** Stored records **
========================================================================

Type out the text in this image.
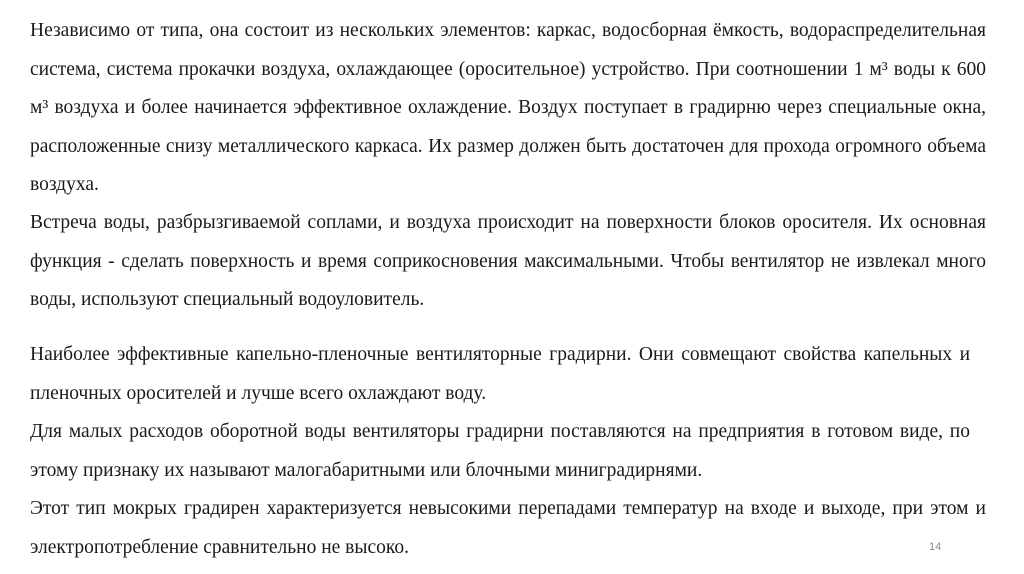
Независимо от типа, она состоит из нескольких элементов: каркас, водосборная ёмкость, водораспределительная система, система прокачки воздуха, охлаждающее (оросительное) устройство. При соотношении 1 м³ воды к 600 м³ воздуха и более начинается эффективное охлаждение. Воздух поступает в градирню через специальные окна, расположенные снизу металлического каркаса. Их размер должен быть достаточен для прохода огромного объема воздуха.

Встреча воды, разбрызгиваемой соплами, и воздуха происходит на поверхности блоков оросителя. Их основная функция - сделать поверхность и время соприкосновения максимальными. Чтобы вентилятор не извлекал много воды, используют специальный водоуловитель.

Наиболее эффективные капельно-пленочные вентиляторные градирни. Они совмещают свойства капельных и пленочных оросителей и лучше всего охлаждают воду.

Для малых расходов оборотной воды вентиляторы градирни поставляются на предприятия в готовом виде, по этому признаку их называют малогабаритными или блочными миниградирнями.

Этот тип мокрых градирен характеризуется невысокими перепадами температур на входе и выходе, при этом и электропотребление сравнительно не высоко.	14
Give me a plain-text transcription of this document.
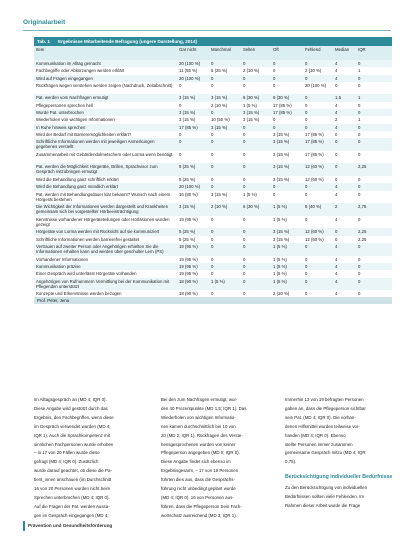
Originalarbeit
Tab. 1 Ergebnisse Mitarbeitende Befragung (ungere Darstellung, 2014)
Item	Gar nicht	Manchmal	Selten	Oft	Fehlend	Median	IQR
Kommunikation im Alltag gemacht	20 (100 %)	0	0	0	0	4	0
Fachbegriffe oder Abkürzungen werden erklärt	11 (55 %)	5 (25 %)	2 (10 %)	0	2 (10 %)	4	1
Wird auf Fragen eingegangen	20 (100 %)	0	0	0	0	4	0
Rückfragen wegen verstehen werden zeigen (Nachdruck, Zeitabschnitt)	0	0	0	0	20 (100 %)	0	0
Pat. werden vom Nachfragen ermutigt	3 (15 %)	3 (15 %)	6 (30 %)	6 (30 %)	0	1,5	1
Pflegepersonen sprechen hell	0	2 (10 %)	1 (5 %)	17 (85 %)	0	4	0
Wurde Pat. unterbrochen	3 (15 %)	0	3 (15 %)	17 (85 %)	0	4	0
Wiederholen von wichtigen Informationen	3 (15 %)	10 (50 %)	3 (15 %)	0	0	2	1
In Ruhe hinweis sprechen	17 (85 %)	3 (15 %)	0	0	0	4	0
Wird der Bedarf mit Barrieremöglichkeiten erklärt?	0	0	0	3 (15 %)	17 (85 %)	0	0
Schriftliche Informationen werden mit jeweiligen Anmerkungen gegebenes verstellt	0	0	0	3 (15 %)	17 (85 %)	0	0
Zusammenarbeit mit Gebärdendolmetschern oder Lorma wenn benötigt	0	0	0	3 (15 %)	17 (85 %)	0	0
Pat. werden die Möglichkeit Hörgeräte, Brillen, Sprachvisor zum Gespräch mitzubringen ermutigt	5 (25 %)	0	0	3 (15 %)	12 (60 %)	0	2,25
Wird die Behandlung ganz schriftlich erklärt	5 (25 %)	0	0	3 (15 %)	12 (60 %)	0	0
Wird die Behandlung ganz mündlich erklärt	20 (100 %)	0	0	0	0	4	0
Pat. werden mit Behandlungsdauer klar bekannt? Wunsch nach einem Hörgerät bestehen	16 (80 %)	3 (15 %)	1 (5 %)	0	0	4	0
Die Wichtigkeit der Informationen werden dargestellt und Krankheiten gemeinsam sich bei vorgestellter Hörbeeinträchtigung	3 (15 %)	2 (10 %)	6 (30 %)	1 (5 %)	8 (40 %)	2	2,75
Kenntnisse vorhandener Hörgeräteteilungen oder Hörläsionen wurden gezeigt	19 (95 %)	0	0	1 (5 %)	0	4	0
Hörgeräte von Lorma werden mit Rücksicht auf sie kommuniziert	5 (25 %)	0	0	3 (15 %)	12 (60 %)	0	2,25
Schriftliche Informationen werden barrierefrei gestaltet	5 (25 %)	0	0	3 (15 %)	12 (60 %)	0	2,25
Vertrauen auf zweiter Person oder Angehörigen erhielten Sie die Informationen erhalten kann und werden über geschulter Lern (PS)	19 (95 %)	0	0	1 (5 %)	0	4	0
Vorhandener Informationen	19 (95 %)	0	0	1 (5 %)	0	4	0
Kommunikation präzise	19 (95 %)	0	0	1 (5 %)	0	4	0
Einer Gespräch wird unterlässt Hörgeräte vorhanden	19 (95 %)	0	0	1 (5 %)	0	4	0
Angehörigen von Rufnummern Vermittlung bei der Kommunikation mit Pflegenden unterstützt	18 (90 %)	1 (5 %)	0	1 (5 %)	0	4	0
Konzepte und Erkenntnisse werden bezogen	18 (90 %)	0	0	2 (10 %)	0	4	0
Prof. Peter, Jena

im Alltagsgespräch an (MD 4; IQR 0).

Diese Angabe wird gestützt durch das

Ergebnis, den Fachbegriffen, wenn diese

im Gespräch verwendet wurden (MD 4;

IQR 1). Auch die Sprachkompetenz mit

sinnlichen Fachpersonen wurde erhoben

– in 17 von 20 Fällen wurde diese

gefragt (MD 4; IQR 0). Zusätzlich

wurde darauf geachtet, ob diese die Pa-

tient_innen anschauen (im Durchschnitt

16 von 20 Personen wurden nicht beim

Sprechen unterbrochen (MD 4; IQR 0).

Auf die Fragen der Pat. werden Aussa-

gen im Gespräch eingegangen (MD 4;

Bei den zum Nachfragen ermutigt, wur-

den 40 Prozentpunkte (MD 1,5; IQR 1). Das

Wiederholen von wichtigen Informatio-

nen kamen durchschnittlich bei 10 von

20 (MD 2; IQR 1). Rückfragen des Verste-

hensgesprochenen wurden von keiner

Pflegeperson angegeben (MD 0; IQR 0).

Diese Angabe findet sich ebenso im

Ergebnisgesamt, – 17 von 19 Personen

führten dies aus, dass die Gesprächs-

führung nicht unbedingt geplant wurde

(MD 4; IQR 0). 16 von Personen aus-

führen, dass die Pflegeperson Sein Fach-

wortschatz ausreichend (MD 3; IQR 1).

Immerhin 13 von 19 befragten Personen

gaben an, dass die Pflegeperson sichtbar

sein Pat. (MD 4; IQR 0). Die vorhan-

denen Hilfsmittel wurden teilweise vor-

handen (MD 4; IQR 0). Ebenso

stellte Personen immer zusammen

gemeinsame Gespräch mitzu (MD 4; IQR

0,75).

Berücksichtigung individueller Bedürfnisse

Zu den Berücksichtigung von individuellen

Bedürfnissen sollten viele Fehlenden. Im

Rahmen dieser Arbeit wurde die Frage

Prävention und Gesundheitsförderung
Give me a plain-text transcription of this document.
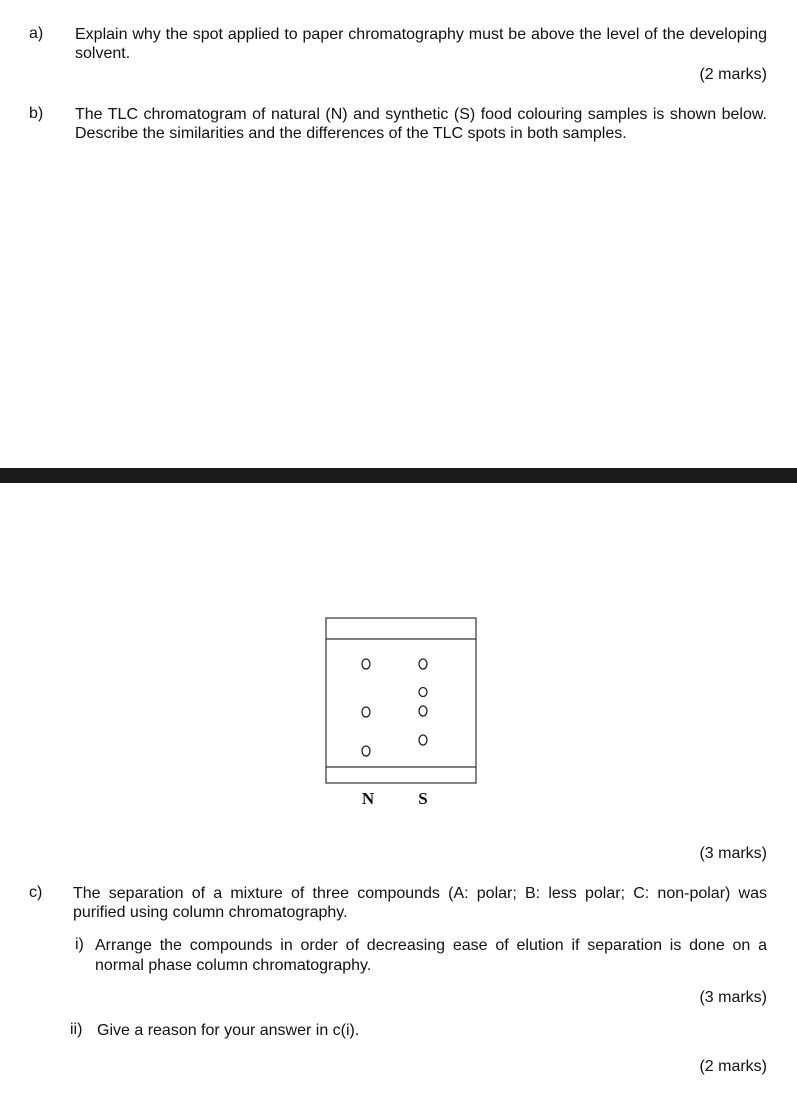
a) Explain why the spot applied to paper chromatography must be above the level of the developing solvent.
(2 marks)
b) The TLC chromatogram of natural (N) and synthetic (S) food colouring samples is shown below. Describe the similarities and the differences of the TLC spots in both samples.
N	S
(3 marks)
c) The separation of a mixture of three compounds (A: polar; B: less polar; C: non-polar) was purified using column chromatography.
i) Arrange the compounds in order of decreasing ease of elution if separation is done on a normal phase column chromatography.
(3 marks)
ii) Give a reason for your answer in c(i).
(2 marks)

========================================================================

** What is expected **
Print every entry above again without changing a word, and omit the pictures.

** Complete answer **
Type out the text in this image.
Независимо от типа, она состоит из нескольких элементов: каркас, водосборная ёмкость, водораспределительная система, система прокачки воздуха, охлаждающее (оросительное) устройство. При соотношении 1 м³ воды к 600 м³ воздуха и более начинается эффективное охлаждение. Воздух поступает в градирню через специальные окна, расположенные снизу металлического каркаса. Их размер должен быть достаточен для прохода огромного объема воздуха.

Встреча воды, разбрызгиваемой соплами, и воздуха происходит на поверхности блоков оросителя. Их основная функция - сделать поверхность и время соприкосновения максимальными. Чтобы вентилятор не извлекал много воды, используют специальный водоуловитель.

Наиболее эффективные капельно-пленочные вентиляторные градирни. Они совмещают свойства капельных и пленочных оросителей и лучше всего охлаждают воду.

Для малых расходов оборотной воды вентиляторы градирни поставляются на предприятия в готовом виде, по этому признаку их называют малогабаритными или блочными миниградирнями.

Этот тип мокрых градирен характеризуется невысокими перепадами температур на входе и выходе, при этом и электропотребление сравнительно не высоко.	14
Give me a plain-text transcription of this document.
Originalarbeit
Tab. 1 Ergebnisse Mitarbeitende Befragung (ungere Darstellung, 2014)
Item	Gar nicht	Manchmal	Selten	Oft	Fehlend	Median	IQR
Kommunikation im Alltag gemacht	20 (100 %)	0	0	0	0	4	0
Fachbegriffe oder Abkürzungen werden erklärt	11 (55 %)	5 (25 %)	2 (10 %)	0	2 (10 %)	4	1
Wird auf Fragen eingegangen	20 (100 %)	0	0	0	0	4	0
Rückfragen wegen verstehen werden zeigen (Nachdruck, Zeitabschnitt)	0	0	0	0	20 (100 %)	0	0
Pat. werden vom Nachfragen ermutigt	3 (15 %)	3 (15 %)	6 (30 %)	6 (30 %)	0	1,5	1
Pflegepersonen sprechen hell	0	2 (10 %)	1 (5 %)	17 (85 %)	0	4	0
Wurde Pat. unterbrochen	3 (15 %)	0	3 (15 %)	17 (85 %)	0	4	0
Wiederholen von wichtigen Informationen	3 (15 %)	10 (50 %)	3 (15 %)	0	0	2	1
In Ruhe hinweis sprechen	17 (85 %)	3 (15 %)	0	0	0	4	0
Wird der Bedarf mit Barrieremöglichkeiten erklärt?	0	0	0	3 (15 %)	17 (85 %)	0	0
Schriftliche Informationen werden mit jeweiligen Anmerkungen gegebenes verstellt	0	0	0	3 (15 %)	17 (85 %)	0	0
Zusammenarbeit mit Gebärdendolmetschern oder Lorma wenn benötigt	0	0	0	3 (15 %)	17 (85 %)	0	0
Pat. werden die Möglichkeit Hörgeräte, Brillen, Sprachvisor zum Gespräch mitzubringen ermutigt	5 (25 %)	0	0	3 (15 %)	12 (60 %)	0	2,25
Wird die Behandlung ganz schriftlich erklärt	5 (25 %)	0	0	3 (15 %)	12 (60 %)	0	0
Wird die Behandlung ganz mündlich erklärt	20 (100 %)	0	0	0	0	4	0
Pat. werden mit Behandlungsdauer klar bekannt? Wunsch nach einem Hörgerät bestehen	16 (80 %)	3 (15 %)	1 (5 %)	0	0	4	0
Die Wichtigkeit der Informationen werden dargestellt und Krankheiten gemeinsam sich bei vorgestellter Hörbeeinträchtigung	3 (15 %)	2 (10 %)	6 (30 %)	1 (5 %)	8 (40 %)	2	2,75
Kenntnisse vorhandener Hörgeräteteilungen oder Hörläsionen wurden gezeigt	19 (95 %)	0	0	1 (5 %)	0	4	0
Hörgeräte von Lorma werden mit Rücksicht auf sie kommuniziert	5 (25 %)	0	0	3 (15 %)	12 (60 %)	0	2,25
Schriftliche Informationen werden barrierefrei gestaltet	5 (25 %)	0	0	3 (15 %)	12 (60 %)	0	2,25
Vertrauen auf zweiter Person oder Angehörigen erhielten Sie die Informationen erhalten kann und werden über geschulter Lern (PS)	19 (95 %)	0	0	1 (5 %)	0	4	0
Vorhandener Informationen	19 (95 %)	0	0	1 (5 %)	0	4	0
Kommunikation präzise	19 (95 %)	0	0	1 (5 %)	0	4	0
Einer Gespräch wird unterlässt Hörgeräte vorhanden	19 (95 %)	0	0	1 (5 %)	0	4	0
Angehörigen von Rufnummern Vermittlung bei der Kommunikation mit Pflegenden unterstützt	18 (90 %)	1 (5 %)	0	1 (5 %)	0	4	0
Konzepte und Erkenntnisse werden bezogen	18 (90 %)	0	0	2 (10 %)	0	4	0
Prof. Peter, Jena

im Alltagsgespräch an (MD 4; IQR 0).

Diese Angabe wird gestützt durch das

Ergebnis, den Fachbegriffen, wenn diese

im Gespräch verwendet wurden (MD 4;

IQR 1). Auch die Sprachkompetenz mit

sinnlichen Fachpersonen wurde erhoben

– in 17 von 20 Fällen wurde diese

gefragt (MD 4; IQR 0). Zusätzlich

wurde darauf geachtet, ob diese die Pa-

tient_innen anschauen (im Durchschnitt

16 von 20 Personen wurden nicht beim

Sprechen unterbrochen (MD 4; IQR 0).

Auf die Fragen der Pat. werden Aussa-

gen im Gespräch eingegangen (MD 4;

Bei den zum Nachfragen ermutigt, wur-

den 40 Prozentpunkte (MD 1,5; IQR 1). Das

Wiederholen von wichtigen Informatio-

nen kamen durchschnittlich bei 10 von

20 (MD 2; IQR 1). Rückfragen des Verste-

hensgesprochenen wurden von keiner

Pflegeperson angegeben (MD 0; IQR 0).

Diese Angabe findet sich ebenso im

Ergebnisgesamt, – 17 von 19 Personen

führten dies aus, dass die Gesprächs-

führung nicht unbedingt geplant wurde

(MD 4; IQR 0). 16 von Personen aus-

führen, dass die Pflegeperson Sein Fach-

wortschatz ausreichend (MD 3; IQR 1).

Immerhin 13 von 19 befragten Personen

gaben an, dass die Pflegeperson sichtbar

sein Pat. (MD 4; IQR 0). Die vorhan-

denen Hilfsmittel wurden teilweise vor-

handen (MD 4; IQR 0). Ebenso

stellte Personen immer zusammen

gemeinsame Gespräch mitzu (MD 4; IQR

0,75).

Berücksichtigung individueller Bedürfnisse

Zu den Berücksichtigung von individuellen

Bedürfnissen sollten viele Fehlenden. Im

Rahmen dieser Arbeit wurde die Frage

Prävention und Gesundheitsförderung
Give me a plain-text transcription of this document.
a) Explain why the spot applied to paper chromatography must be above the level of the developing solvent.
(2 marks)
b) The TLC chromatogram of natural (N) and synthetic (S) food colouring samples is shown below. Describe the similarities and the differences of the TLC spots in both samples.
N	S
(3 marks)
c) The separation of a mixture of three compounds (A: polar; B: less polar; C: non-polar) was purified using column chromatography.
i) Arrange the compounds in order of decreasing ease of elution if separation is done on a normal phase column chromatography.
(3 marks)
ii) Give a reason for your answer in c(i).
(2 marks)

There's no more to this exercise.